[Recorded data]
═══

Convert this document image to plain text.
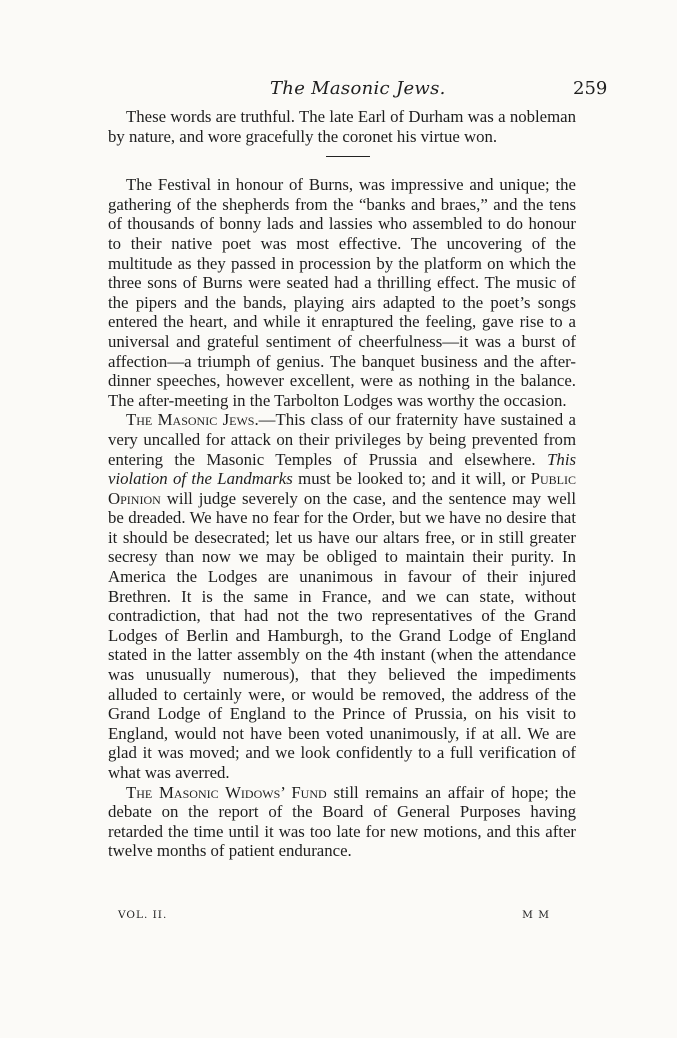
The Masonic Jews.	259

These words are truthful. The late Earl of Durham was a nobleman by nature, and wore gracefully the coronet his virtue won.

The Festival in honour of Burns, was impressive and unique; the gathering of the shepherds from the “banks and braes,” and the tens of thousands of bonny lads and lassies who assembled to do honour to their native poet was most effective. The uncovering of the multitude as they passed in procession by the platform on which the three sons of Burns were seated had a thrilling effect. The music of the pipers and the bands, playing airs adapted to the poet’s songs entered the heart, and while it enraptured the feeling, gave rise to a universal and grateful sentiment of cheerfulness—it was a burst of affection—a triumph of genius. The banquet business and the after-dinner speeches, however excellent, were as nothing in the balance. The after-meeting in the Tarbolton Lodges was worthy the occasion.

The Masonic Jews.—This class of our fraternity have sustained a very uncalled for attack on their privileges by being prevented from entering the Masonic Temples of Prussia and elsewhere. This violation of the Landmarks must be looked to; and it will, or Public Opinion will judge severely on the case, and the sentence may well be dreaded. We have no fear for the Order, but we have no desire that it should be desecrated; let us have our altars free, or in still greater secresy than now we may be obliged to maintain their purity. In America the Lodges are unanimous in favour of their injured Brethren. It is the same in France, and we can state, without contradiction, that had not the two representatives of the Grand Lodges of Berlin and Hamburgh, to the Grand Lodge of England stated in the latter assembly on the 4th instant (when the attendance was unusually numerous), that they believed the impediments alluded to certainly were, or would be removed, the address of the Grand Lodge of England to the Prince of Prussia, on his visit to England, would not have been voted unanimously, if at all. We are glad it was moved; and we look confidently to a full verification of what was averred.

The Masonic Widows’ Fund still remains an affair of hope; the debate on the report of the Board of General Purposes having retarded the time until it was too late for new motions, and this after twelve months of patient endurance.

VOL. II.	M M
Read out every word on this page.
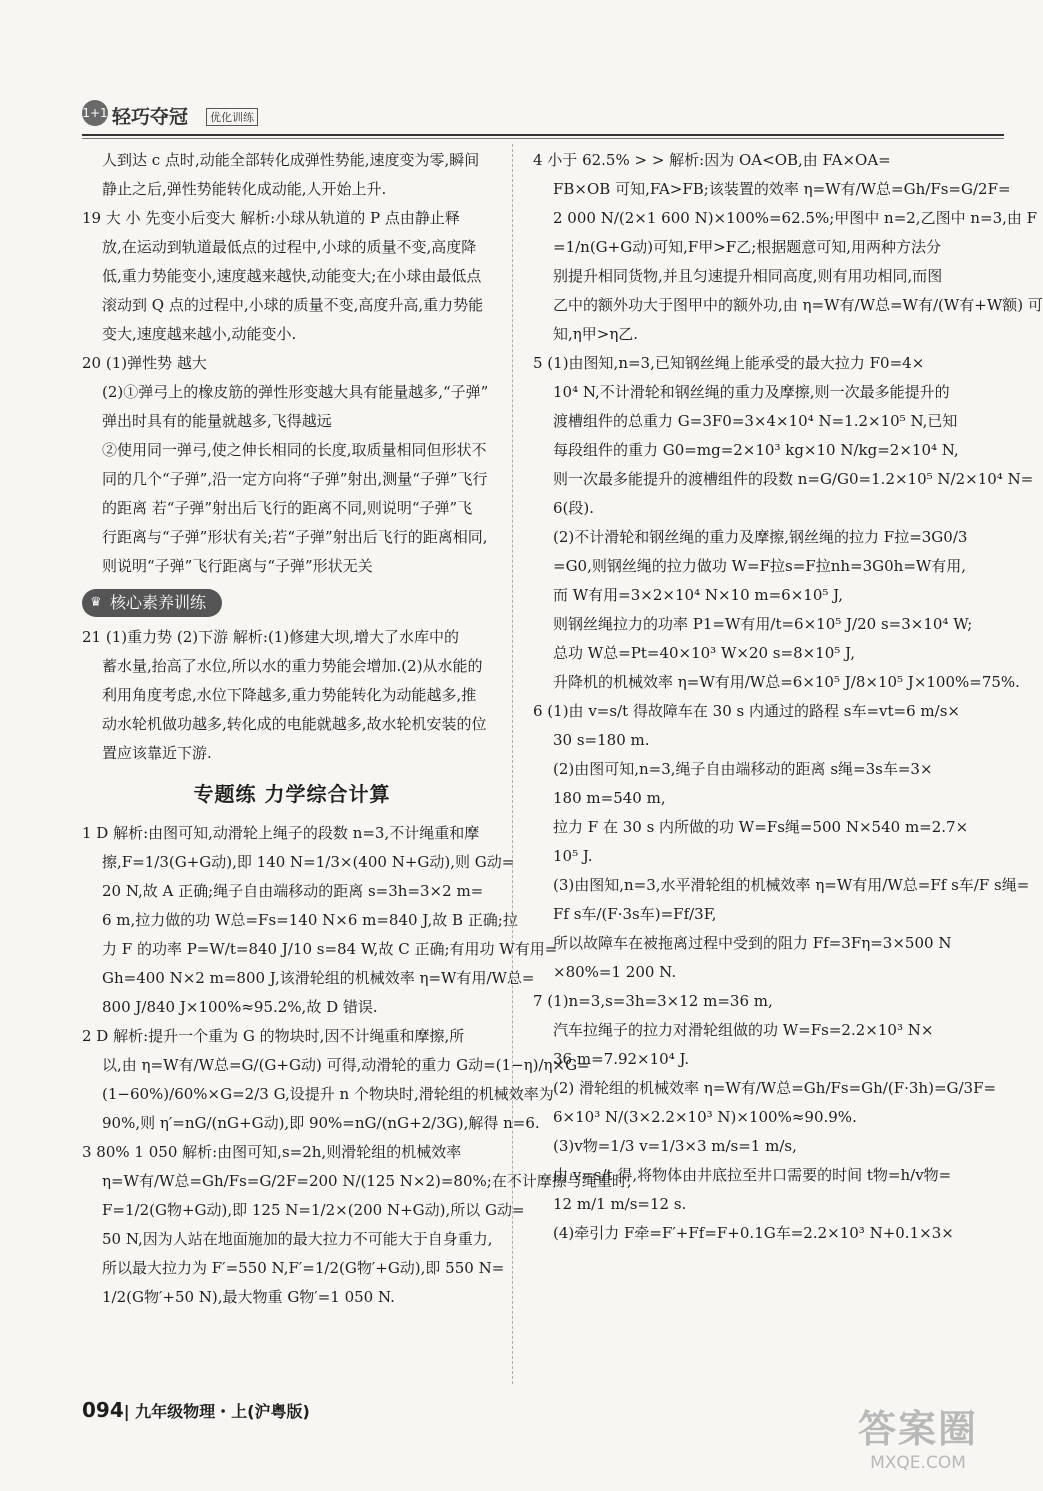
1+1 轻巧夺冠	优化训练
人到达 c 点时,动能全部转化成弹性势能,速度变为零,瞬间
静止之后,弹性势能转化成动能,人开始上升.
19 大 小 先变小后变大 解析:小球从轨道的 P 点由静止释
放,在运动到轨道最低点的过程中,小球的质量不变,高度降
低,重力势能变小,速度越来越快,动能变大;在小球由最低点
滚动到 Q 点的过程中,小球的质量不变,高度升高,重力势能
变大,速度越来越小,动能变小.
20 (1)弹性势 越大
(2)①弹弓上的橡皮筋的弹性形变越大具有能量越多,“子弹”
弹出时具有的能量就越多,飞得越远
②使用同一弹弓,使之伸长相同的长度,取质量相同但形状不
同的几个“子弹”,沿一定方向将“子弹”射出,测量“子弹”飞行
的距离 若“子弹”射出后飞行的距离不同,则说明“子弹”飞
行距离与“子弹”形状有关;若“子弹”射出后飞行的距离相同,
则说明“子弹”飞行距离与“子弹”形状无关
♛ 核心素养训练
21 (1)重力势 (2)下游 解析:(1)修建大坝,增大了水库中的
蓄水量,抬高了水位,所以水的重力势能会增加.(2)从水能的
利用角度考虑,水位下降越多,重力势能转化为动能越多,推
动水轮机做功越多,转化成的电能就越多,故水轮机安装的位
置应该靠近下游.
专题练 力学综合计算
1 D 解析:由图可知,动滑轮上绳子的段数 n=3,不计绳重和摩
擦,F=1/3(G+G动),即 140 N=1/3×(400 N+G动),则 G动=
20 N,故 A 正确;绳子自由端移动的距离 s=3h=3×2 m=
6 m,拉力做的功 W总=Fs=140 N×6 m=840 J,故 B 正确;拉
力 F 的功率 P=W/t=840 J/10 s=84 W,故 C 正确;有用功 W有用=
Gh=400 N×2 m=800 J,该滑轮组的机械效率 η=W有用/W总=
800 J/840 J×100%≈95.2%,故 D 错误.
2 D 解析:提升一个重为 G 的物块时,因不计绳重和摩擦,所
以,由 η=W有/W总=G/(G+G动) 可得,动滑轮的重力 G动=(1−η)/η×G=
(1−60%)/60%×G=2/3 G,设提升 n 个物块时,滑轮组的机械效率为
90%,则 η′=nG/(nG+G动),即 90%=nG/(nG+2/3G),解得 n=6.
3 80% 1 050 解析:由图可知,s=2h,则滑轮组的机械效率
η=W有/W总=Gh/Fs=G/2F=200 N/(125 N×2)=80%;在不计摩擦与绳重时,
F=1/2(G物+G动),即 125 N=1/2×(200 N+G动),所以 G动=
50 N,因为人站在地面施加的最大拉力不可能大于自身重力,
所以最大拉力为 F′=550 N,F′=1/2(G物′+G动),即 550 N=
1/2(G物′+50 N),最大物重 G物′=1 050 N.
4 小于 62.5% > > 解析:因为 OA<OB,由 FA×OA=
FB×OB 可知,FA>FB;该装置的效率 η=W有/W总=Gh/Fs=G/2F=
2 000 N/(2×1 600 N)×100%=62.5%;甲图中 n=2,乙图中 n=3,由 F
=1/n(G+G动)可知,F甲>F乙;根据题意可知,用两种方法分
别提升相同货物,并且匀速提升相同高度,则有用功相同,而图
乙中的额外功大于图甲中的额外功,由 η=W有/W总=W有/(W有+W额) 可
知,η甲>η乙.
5 (1)由图知,n=3,已知钢丝绳上能承受的最大拉力 F0=4×
10⁴ N,不计滑轮和钢丝绳的重力及摩擦,则一次最多能提升的
渡槽组件的总重力 G=3F0=3×4×10⁴ N=1.2×10⁵ N,已知
每段组件的重力 G0=mg=2×10³ kg×10 N/kg=2×10⁴ N,
则一次最多能提升的渡槽组件的段数 n=G/G0=1.2×10⁵ N/2×10⁴ N=
6(段).
(2)不计滑轮和钢丝绳的重力及摩擦,钢丝绳的拉力 F拉=3G0/3
=G0,则钢丝绳的拉力做功 W=F拉s=F拉nh=3G0h=W有用,
而 W有用=3×2×10⁴ N×10 m=6×10⁵ J,
则钢丝绳拉力的功率 P1=W有用/t=6×10⁵ J/20 s=3×10⁴ W;
总功 W总=Pt=40×10³ W×20 s=8×10⁵ J,
升降机的机械效率 η=W有用/W总=6×10⁵ J/8×10⁵ J×100%=75%.
6 (1)由 v=s/t 得故障车在 30 s 内通过的路程 s车=vt=6 m/s×
30 s=180 m.
(2)由图可知,n=3,绳子自由端移动的距离 s绳=3s车=3×
180 m=540 m,
拉力 F 在 30 s 内所做的功 W=Fs绳=500 N×540 m=2.7×
10⁵ J.
(3)由图知,n=3,水平滑轮组的机械效率 η=W有用/W总=Ff s车/F s绳=
Ff s车/(F·3s车)=Ff/3F,
所以故障车在被拖离过程中受到的阻力 Ff=3Fη=3×500 N
×80%=1 200 N.
7 (1)n=3,s=3h=3×12 m=36 m,
汽车拉绳子的拉力对滑轮组做的功 W=Fs=2.2×10³ N×
36 m=7.92×10⁴ J.
(2) 滑轮组的机械效率 η=W有/W总=Gh/Fs=Gh/(F·3h)=G/3F=
6×10³ N/(3×2.2×10³ N)×100%≈90.9%.
(3)v物=1/3 v=1/3×3 m/s=1 m/s,
由 v=s/t 得,将物体由井底拉至井口需要的时间 t物=h/v物=
12 m/1 m/s=12 s.
(4)牵引力 F牵=F′+Ff=F+0.1G车=2.2×10³ N+0.1×3×
094| 九年级物理・上(沪粤版)	答案圈
MXQE.COM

═══

Lines of the listing that contain the word "小球的质量不变" are to be counted; report only their number.

▶ _TASK OUTPUT_
2